#### Records for processing:
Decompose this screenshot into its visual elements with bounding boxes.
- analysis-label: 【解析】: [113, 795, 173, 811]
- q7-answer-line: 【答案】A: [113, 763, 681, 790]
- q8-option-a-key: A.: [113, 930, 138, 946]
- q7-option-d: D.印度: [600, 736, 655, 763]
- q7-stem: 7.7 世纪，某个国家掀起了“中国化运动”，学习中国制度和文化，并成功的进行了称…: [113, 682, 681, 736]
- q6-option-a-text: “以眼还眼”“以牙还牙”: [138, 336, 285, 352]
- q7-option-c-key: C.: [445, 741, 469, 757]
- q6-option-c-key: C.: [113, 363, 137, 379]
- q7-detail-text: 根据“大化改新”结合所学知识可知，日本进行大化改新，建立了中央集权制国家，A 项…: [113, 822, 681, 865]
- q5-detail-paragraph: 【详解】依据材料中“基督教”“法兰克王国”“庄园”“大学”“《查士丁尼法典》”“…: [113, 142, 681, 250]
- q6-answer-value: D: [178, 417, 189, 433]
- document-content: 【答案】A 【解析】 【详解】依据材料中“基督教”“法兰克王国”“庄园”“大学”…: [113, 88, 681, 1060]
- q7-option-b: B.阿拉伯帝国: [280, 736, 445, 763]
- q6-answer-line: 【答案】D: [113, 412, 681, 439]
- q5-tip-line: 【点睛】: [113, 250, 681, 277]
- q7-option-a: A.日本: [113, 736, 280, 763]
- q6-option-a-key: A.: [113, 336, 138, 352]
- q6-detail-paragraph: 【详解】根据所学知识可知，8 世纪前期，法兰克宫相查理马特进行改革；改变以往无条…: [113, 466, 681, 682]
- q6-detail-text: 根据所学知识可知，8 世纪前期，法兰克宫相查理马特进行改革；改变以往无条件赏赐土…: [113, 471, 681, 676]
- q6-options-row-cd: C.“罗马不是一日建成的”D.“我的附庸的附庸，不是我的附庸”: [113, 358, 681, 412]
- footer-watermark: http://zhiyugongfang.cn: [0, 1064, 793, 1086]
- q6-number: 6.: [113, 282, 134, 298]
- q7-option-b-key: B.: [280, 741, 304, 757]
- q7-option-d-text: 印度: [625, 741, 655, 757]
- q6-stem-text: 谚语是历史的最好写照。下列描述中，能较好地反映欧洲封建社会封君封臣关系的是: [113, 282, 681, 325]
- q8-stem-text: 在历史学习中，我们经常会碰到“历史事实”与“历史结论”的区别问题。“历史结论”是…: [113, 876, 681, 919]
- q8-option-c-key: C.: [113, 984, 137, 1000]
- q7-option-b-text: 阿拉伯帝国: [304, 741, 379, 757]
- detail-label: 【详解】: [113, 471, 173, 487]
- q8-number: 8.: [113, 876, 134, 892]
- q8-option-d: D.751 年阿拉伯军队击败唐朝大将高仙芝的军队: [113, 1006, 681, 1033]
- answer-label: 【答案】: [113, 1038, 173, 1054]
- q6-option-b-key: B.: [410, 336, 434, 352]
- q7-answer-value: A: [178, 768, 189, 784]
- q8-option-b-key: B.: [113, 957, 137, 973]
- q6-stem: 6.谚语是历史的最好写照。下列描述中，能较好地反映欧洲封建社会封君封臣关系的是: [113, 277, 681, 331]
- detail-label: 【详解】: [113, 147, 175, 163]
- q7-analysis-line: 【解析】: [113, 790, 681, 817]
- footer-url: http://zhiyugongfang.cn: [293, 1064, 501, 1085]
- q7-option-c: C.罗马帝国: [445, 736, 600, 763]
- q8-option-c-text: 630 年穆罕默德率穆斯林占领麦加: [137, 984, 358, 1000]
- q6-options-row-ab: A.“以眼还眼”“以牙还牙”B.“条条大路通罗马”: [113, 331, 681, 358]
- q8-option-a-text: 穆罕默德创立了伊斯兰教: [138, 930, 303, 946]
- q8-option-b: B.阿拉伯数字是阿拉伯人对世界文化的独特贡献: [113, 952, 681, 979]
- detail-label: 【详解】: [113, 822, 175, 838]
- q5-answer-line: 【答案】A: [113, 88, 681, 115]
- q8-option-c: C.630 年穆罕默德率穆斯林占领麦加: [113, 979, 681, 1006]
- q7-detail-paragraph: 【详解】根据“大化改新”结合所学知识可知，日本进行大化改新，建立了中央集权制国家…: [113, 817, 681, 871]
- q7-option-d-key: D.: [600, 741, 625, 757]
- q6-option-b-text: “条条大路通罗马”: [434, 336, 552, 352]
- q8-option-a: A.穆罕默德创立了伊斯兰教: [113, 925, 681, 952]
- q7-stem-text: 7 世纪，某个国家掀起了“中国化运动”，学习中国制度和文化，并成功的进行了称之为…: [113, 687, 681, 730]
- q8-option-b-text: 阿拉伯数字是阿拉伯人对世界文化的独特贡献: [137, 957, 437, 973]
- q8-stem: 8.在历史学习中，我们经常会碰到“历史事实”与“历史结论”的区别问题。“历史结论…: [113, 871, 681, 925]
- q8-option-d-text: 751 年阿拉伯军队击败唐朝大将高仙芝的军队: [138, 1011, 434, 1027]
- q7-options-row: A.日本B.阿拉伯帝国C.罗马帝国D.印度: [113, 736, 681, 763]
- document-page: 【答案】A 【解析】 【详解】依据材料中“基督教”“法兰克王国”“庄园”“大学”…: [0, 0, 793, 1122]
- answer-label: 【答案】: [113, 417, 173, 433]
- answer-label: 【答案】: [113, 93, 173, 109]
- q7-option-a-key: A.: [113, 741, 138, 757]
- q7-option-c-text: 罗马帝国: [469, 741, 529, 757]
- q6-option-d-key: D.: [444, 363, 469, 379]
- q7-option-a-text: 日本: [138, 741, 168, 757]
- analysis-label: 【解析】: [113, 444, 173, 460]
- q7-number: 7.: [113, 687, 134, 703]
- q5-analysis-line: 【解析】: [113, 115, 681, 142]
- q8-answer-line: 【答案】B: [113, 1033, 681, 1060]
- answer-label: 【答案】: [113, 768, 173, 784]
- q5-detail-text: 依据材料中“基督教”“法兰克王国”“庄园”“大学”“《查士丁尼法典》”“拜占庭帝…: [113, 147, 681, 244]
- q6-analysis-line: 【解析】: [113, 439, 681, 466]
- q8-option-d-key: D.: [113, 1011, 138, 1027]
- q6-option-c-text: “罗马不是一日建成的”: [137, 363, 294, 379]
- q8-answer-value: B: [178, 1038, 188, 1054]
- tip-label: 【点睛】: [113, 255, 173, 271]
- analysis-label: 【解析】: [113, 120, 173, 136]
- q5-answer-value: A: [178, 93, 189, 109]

#### Written request:
Copy out all of the data above line for line, with no changes.

#### Written solution:
Decompose this screenshot into its visual elements with bounding boxes.
- analysis-label: 【解析】: [113, 795, 173, 811]
- q7-answer-line: 【答案】A: [113, 763, 681, 790]
- q8-option-a-key: A.: [113, 930, 138, 946]
- q7-option-d: D.印度: [600, 736, 655, 763]
- q7-stem: 7.7 世纪，某个国家掀起了“中国化运动”，学习中国制度和文化，并成功的进行了称…: [113, 682, 681, 736]
- q6-option-a-text: “以眼还眼”“以牙还牙”: [138, 336, 285, 352]
- q7-option-c-key: C.: [445, 741, 469, 757]
- q6-option-c-key: C.: [113, 363, 137, 379]
- q7-detail-text: 根据“大化改新”结合所学知识可知，日本进行大化改新，建立了中央集权制国家，A 项…: [113, 822, 681, 865]
- q5-detail-paragraph: 【详解】依据材料中“基督教”“法兰克王国”“庄园”“大学”“《查士丁尼法典》”“…: [113, 142, 681, 250]
- q6-answer-value: D: [178, 417, 189, 433]
- document-content: 【答案】A 【解析】 【详解】依据材料中“基督教”“法兰克王国”“庄园”“大学”…: [113, 88, 681, 1060]
- q7-option-b: B.阿拉伯帝国: [280, 736, 445, 763]
- q6-answer-line: 【答案】D: [113, 412, 681, 439]
- q5-tip-line: 【点睛】: [113, 250, 681, 277]
- q7-option-a: A.日本: [113, 736, 280, 763]
- q6-option-a-key: A.: [113, 336, 138, 352]
- q6-detail-paragraph: 【详解】根据所学知识可知，8 世纪前期，法兰克宫相查理马特进行改革；改变以往无条…: [113, 466, 681, 682]
- q6-detail-text: 根据所学知识可知，8 世纪前期，法兰克宫相查理马特进行改革；改变以往无条件赏赐土…: [113, 471, 681, 676]
- q6-options-row-cd: C.“罗马不是一日建成的”D.“我的附庸的附庸，不是我的附庸”: [113, 358, 681, 412]
- footer-watermark: http://zhiyugongfang.cn: [0, 1064, 793, 1086]
- q6-number: 6.: [113, 282, 134, 298]
- q7-option-b-key: B.: [280, 741, 304, 757]
- q7-option-d-text: 印度: [625, 741, 655, 757]
- q6-stem-text: 谚语是历史的最好写照。下列描述中，能较好地反映欧洲封建社会封君封臣关系的是: [113, 282, 681, 325]
- q8-stem-text: 在历史学习中，我们经常会碰到“历史事实”与“历史结论”的区别问题。“历史结论”是…: [113, 876, 681, 919]
- q8-option-c-key: C.: [113, 984, 137, 1000]
- q7-option-b-text: 阿拉伯帝国: [304, 741, 379, 757]
- detail-label: 【详解】: [113, 471, 173, 487]
- q8-number: 8.: [113, 876, 134, 892]
- q8-option-d: D.751 年阿拉伯军队击败唐朝大将高仙芝的军队: [113, 1006, 681, 1033]
- answer-label: 【答案】: [113, 1038, 173, 1054]
- q6-option-b-key: B.: [410, 336, 434, 352]
- q7-answer-value: A: [178, 768, 189, 784]
- q8-option-b-key: B.: [113, 957, 137, 973]
- q6-stem: 6.谚语是历史的最好写照。下列描述中，能较好地反映欧洲封建社会封君封臣关系的是: [113, 277, 681, 331]
- detail-label: 【详解】: [113, 147, 175, 163]
- q7-analysis-line: 【解析】: [113, 790, 681, 817]
- footer-url: http://zhiyugongfang.cn: [293, 1064, 501, 1085]
- q7-option-c: C.罗马帝国: [445, 736, 600, 763]
- q8-option-c-text: 630 年穆罕默德率穆斯林占领麦加: [137, 984, 358, 1000]
- q6-options-row-ab: A.“以眼还眼”“以牙还牙”B.“条条大路通罗马”: [113, 331, 681, 358]
- q8-option-a-text: 穆罕默德创立了伊斯兰教: [138, 930, 303, 946]
- q8-option-b: B.阿拉伯数字是阿拉伯人对世界文化的独特贡献: [113, 952, 681, 979]
- detail-label: 【详解】: [113, 822, 175, 838]
- q5-answer-line: 【答案】A: [113, 88, 681, 115]
- q8-option-c: C.630 年穆罕默德率穆斯林占领麦加: [113, 979, 681, 1006]
- q7-detail-paragraph: 【详解】根据“大化改新”结合所学知识可知，日本进行大化改新，建立了中央集权制国家…: [113, 817, 681, 871]
- q7-option-d-key: D.: [600, 741, 625, 757]
- q6-option-b-text: “条条大路通罗马”: [434, 336, 552, 352]
- q8-option-a: A.穆罕默德创立了伊斯兰教: [113, 925, 681, 952]
- q7-stem-text: 7 世纪，某个国家掀起了“中国化运动”，学习中国制度和文化，并成功的进行了称之为…: [113, 687, 681, 730]
- q8-option-b-text: 阿拉伯数字是阿拉伯人对世界文化的独特贡献: [137, 957, 437, 973]
- q8-stem: 8.在历史学习中，我们经常会碰到“历史事实”与“历史结论”的区别问题。“历史结论…: [113, 871, 681, 925]
- q8-option-d-text: 751 年阿拉伯军队击败唐朝大将高仙芝的军队: [138, 1011, 434, 1027]
- q7-options-row: A.日本B.阿拉伯帝国C.罗马帝国D.印度: [113, 736, 681, 763]
- document-page: 【答案】A 【解析】 【详解】依据材料中“基督教”“法兰克王国”“庄园”“大学”…: [0, 0, 793, 1122]
- answer-label: 【答案】: [113, 417, 173, 433]
- answer-label: 【答案】: [113, 93, 173, 109]
- q7-option-a-key: A.: [113, 741, 138, 757]
- q7-option-c-text: 罗马帝国: [469, 741, 529, 757]
- q6-option-d-key: D.: [444, 363, 469, 379]
- q7-option-a-text: 日本: [138, 741, 168, 757]
- analysis-label: 【解析】: [113, 444, 173, 460]
- q7-number: 7.: [113, 687, 134, 703]
- q5-analysis-line: 【解析】: [113, 115, 681, 142]
- q8-answer-line: 【答案】B: [113, 1033, 681, 1060]
- answer-label: 【答案】: [113, 768, 173, 784]
- q5-detail-text: 依据材料中“基督教”“法兰克王国”“庄园”“大学”“《查士丁尼法典》”“拜占庭帝…: [113, 147, 681, 244]
- q6-analysis-line: 【解析】: [113, 439, 681, 466]
- q8-option-d-key: D.: [113, 1011, 138, 1027]
- q6-option-c-text: “罗马不是一日建成的”: [137, 363, 294, 379]
- q8-answer-value: B: [178, 1038, 188, 1054]
- tip-label: 【点睛】: [113, 255, 173, 271]
- analysis-label: 【解析】: [113, 120, 173, 136]
- q5-answer-value: A: [178, 93, 189, 109]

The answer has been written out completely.